> Aim of the task: Copy every line that holds "page".
====== Material supplied
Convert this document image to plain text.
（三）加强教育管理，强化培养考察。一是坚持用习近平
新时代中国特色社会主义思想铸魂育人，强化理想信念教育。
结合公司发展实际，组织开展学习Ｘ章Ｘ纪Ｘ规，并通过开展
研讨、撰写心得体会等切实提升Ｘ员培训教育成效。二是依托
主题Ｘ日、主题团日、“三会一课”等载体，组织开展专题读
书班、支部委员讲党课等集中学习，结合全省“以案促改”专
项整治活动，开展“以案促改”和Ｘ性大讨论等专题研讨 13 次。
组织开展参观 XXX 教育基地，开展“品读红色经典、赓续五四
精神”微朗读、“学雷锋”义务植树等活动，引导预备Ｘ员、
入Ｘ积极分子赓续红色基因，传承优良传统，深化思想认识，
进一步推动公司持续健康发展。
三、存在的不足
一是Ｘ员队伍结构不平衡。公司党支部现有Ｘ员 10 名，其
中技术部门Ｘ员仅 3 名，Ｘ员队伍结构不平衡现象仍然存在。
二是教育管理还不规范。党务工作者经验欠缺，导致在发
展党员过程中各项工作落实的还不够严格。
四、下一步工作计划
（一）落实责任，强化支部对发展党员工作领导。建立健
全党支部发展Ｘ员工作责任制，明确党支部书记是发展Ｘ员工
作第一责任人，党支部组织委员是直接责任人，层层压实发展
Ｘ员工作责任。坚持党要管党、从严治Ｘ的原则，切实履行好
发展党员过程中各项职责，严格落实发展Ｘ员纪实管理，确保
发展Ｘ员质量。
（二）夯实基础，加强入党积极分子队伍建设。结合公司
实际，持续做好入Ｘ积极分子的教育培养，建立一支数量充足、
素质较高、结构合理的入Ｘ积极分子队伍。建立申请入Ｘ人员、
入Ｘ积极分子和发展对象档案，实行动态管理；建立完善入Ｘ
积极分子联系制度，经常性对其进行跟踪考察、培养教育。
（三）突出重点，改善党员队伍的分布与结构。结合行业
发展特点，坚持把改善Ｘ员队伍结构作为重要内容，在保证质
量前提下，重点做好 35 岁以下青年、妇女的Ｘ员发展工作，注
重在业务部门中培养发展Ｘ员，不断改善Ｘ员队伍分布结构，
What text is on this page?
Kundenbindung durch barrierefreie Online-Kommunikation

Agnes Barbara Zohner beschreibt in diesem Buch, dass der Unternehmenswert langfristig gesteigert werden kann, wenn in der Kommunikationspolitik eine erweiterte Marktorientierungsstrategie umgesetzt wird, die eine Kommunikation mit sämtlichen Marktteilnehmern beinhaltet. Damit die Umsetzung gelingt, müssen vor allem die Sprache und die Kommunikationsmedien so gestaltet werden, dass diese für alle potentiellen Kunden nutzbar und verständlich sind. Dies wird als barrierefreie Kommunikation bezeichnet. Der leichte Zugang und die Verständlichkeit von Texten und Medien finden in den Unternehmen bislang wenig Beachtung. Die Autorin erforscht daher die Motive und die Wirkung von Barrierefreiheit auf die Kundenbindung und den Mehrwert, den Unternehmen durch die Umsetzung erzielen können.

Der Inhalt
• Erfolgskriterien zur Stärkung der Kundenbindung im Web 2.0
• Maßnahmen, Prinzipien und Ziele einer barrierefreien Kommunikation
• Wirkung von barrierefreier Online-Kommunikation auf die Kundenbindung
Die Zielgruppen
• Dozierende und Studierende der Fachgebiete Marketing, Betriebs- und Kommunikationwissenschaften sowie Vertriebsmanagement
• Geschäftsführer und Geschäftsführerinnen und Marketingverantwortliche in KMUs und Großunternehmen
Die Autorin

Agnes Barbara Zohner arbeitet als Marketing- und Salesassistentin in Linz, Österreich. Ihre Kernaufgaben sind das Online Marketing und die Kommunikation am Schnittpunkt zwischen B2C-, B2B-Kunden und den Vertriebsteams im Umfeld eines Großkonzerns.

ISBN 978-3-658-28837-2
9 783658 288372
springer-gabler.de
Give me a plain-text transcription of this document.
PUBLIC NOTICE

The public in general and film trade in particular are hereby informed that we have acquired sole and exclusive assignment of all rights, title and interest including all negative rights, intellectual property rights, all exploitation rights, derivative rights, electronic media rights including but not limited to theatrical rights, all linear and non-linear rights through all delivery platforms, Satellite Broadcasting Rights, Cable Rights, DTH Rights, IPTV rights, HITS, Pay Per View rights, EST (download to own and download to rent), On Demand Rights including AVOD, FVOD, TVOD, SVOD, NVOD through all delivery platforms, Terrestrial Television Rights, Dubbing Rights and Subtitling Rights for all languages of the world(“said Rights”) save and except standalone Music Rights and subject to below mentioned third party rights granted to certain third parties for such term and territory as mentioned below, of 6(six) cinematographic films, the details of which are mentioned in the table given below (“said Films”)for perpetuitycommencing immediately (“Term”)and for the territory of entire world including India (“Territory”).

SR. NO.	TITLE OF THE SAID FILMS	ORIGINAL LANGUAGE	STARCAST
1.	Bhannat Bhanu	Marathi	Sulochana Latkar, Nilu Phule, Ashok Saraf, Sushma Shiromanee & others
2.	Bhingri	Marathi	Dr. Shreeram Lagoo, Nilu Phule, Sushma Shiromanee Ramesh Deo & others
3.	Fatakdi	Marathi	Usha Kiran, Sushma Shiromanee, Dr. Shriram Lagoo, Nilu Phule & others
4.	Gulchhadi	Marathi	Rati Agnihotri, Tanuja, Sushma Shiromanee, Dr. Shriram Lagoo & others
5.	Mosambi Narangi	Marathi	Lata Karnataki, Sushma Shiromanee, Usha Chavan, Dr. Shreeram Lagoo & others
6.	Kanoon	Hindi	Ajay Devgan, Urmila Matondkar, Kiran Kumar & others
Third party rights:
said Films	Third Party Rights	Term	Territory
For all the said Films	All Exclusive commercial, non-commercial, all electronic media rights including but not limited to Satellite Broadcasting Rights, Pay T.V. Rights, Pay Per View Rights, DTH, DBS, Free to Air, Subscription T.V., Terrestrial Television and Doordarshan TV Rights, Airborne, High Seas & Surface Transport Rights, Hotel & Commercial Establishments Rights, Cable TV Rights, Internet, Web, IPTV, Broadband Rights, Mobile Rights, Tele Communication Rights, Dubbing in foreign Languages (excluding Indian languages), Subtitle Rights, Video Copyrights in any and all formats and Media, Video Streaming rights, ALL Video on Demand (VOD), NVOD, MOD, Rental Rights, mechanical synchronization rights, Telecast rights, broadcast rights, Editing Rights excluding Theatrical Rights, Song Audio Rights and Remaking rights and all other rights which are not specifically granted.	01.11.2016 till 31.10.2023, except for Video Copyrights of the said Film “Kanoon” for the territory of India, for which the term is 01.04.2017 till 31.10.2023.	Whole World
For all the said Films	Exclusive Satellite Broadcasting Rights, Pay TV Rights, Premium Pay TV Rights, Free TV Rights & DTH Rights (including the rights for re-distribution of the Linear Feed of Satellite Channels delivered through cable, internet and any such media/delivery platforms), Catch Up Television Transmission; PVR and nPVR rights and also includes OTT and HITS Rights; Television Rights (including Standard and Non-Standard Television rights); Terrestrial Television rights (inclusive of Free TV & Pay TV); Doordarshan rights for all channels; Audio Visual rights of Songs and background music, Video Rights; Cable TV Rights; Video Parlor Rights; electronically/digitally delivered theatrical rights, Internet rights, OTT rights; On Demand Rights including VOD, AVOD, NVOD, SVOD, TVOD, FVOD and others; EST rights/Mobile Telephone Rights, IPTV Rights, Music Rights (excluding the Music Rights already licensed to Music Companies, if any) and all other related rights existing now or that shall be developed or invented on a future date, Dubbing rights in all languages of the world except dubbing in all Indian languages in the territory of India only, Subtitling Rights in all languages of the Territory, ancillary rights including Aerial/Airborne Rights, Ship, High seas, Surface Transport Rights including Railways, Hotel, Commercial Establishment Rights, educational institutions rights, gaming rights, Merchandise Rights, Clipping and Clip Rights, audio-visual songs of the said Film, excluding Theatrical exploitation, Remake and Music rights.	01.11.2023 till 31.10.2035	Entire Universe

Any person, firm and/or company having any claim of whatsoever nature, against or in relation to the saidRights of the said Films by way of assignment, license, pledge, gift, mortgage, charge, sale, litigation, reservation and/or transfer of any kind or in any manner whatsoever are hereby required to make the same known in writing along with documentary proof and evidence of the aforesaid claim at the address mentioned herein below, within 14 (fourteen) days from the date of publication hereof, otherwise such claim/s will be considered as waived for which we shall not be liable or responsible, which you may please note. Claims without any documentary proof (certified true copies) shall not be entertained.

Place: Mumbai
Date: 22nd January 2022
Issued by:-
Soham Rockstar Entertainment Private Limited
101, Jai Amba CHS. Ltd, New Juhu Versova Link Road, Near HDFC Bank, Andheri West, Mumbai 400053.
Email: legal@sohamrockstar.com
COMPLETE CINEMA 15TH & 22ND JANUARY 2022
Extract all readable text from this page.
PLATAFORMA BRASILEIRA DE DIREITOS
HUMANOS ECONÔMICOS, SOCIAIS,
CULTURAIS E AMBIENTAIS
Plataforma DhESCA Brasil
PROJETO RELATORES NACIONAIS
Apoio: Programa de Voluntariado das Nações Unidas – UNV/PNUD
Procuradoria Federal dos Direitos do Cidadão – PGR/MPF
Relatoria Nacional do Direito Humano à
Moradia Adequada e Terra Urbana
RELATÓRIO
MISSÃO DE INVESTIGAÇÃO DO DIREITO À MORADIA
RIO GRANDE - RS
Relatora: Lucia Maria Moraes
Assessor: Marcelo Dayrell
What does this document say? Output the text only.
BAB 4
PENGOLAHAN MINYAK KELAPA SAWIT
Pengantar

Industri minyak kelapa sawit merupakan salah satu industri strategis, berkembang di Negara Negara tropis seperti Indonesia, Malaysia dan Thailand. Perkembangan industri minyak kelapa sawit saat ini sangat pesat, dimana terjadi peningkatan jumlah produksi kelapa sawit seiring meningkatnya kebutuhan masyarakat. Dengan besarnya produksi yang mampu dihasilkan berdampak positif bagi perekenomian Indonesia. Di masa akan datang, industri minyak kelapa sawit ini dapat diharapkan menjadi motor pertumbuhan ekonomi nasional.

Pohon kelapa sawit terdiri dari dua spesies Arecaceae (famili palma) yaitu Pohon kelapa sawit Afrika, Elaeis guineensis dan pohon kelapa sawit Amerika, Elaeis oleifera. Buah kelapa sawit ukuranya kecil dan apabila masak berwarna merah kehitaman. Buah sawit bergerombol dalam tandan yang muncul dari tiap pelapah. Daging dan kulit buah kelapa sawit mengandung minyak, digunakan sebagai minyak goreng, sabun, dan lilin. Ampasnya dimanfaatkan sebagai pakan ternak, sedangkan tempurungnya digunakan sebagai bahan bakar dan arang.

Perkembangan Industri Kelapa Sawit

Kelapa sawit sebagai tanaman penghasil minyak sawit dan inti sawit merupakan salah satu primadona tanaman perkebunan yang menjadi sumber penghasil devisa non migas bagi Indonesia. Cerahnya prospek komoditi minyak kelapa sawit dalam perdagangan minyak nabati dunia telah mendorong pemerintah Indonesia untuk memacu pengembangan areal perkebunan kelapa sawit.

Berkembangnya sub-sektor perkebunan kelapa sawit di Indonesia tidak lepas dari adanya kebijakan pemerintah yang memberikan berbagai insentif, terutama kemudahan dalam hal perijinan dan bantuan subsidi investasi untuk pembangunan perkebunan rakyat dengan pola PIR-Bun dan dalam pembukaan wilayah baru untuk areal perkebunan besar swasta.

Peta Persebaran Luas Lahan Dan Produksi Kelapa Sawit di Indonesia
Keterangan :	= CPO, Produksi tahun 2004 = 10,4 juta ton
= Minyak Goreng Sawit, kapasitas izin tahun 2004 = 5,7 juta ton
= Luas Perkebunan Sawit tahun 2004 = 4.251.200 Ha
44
============
> Written reply:
What text is on this page?
Extract all readable text from this page.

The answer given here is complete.